* **Supplied passage**
"""
Dylan Thomas, the poet and writer, is my personal favorite Welsh icon, Dylan is a Welsh name, it should be pronounced Dulan. He wrote the poem “Do not go gentle into that good night” and the play for voices “Under Milk Wood”. There are plenty of other famous Welsh people, singers Tom Jones and Shirley Bassey, actors Richard Burton, Catherine Zeta Jones and Timothy Dalton and politician Aneurin Bevan, the founder of the National Health Service. The current Australian Prime Minister, Julia Gillard, is originally from Wales.
"""
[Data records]
"""
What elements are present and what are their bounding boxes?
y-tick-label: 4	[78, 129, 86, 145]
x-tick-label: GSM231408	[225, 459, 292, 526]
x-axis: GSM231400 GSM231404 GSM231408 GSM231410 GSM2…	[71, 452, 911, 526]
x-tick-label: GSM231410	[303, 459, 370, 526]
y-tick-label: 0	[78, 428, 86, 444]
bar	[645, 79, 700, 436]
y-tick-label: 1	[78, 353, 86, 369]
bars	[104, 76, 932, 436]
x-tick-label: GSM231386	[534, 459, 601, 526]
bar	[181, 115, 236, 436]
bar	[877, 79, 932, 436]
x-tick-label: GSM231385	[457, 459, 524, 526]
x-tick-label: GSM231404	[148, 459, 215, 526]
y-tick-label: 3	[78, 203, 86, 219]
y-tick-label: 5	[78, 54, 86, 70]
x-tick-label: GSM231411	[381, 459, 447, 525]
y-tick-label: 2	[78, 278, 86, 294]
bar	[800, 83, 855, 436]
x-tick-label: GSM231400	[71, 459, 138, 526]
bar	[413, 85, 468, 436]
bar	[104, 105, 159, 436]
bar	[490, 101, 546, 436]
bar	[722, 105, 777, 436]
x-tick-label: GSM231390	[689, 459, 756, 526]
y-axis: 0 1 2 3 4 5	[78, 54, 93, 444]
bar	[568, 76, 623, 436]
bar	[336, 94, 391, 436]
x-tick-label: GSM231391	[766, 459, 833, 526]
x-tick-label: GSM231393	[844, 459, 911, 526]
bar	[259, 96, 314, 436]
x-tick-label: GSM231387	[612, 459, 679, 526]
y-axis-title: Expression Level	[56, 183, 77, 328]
"""
* **Work instruction 1**
Answer these questions using the passage on famous Welsh people.
(a) How does the passage say the name Dylan should be pronounced?
(b) Which person does the passage name as the founder of the National Health Service?
(c) Which Australian Prime Minister does the passage say is originally from Wales?
* **Work instruction 2**
Continue the passage on famous Welsh people, picking up after its final sentence.

* **Response 1**
(a) Dulan
(b) Aneurin Bevan
(c) Julia Gillard

* **Response 2**
Big Pit. Wales

Places To See

Places that tourists like to visit in Wales include our many ancient castles, beautiful mountains and some lovely beaches. We also have fantastic museums and commercial attractions. You may not associate Wales with the Romans, but much of Wales was under Roman military occupation. Some of the finest Roman remains in Europe are found in Caerleon, South Wales, including an amphitheater, barracks and bath house. One of our old coal mines has been converted into a fantastic (and free!) tourist attraction. At Big Pit, Blaenafon, South Wales, you can descend into the mine guided by real ex miners, to experience what life was like for the men, women, children and ponies that worked underground. Our coal mining industry is long gone, but it was a huge part of Welsh history. These days there is a lot of interest in Cardiff from fans of the TV series Dr. Who. It’s made and filmed in and around Cardiff, and many local sites are featured. Bad Wolf Bay is actually Southerndown, a beach not far from Cardiff, the Torchwood tower stands on Cardiff bay in Roald Dahl place. The famous children’s writer was also a Cardiff boy.

Thank you, Alyson, for this wonderful post about Wales! I remember visiting Wales when I was 11 years old and being in awe of the beautiful countryside. My mother was a bit too in awe of the countryside – she kept navigating my father on detours through “green sections of the map” so that we could see more Welsh countryside and sheep!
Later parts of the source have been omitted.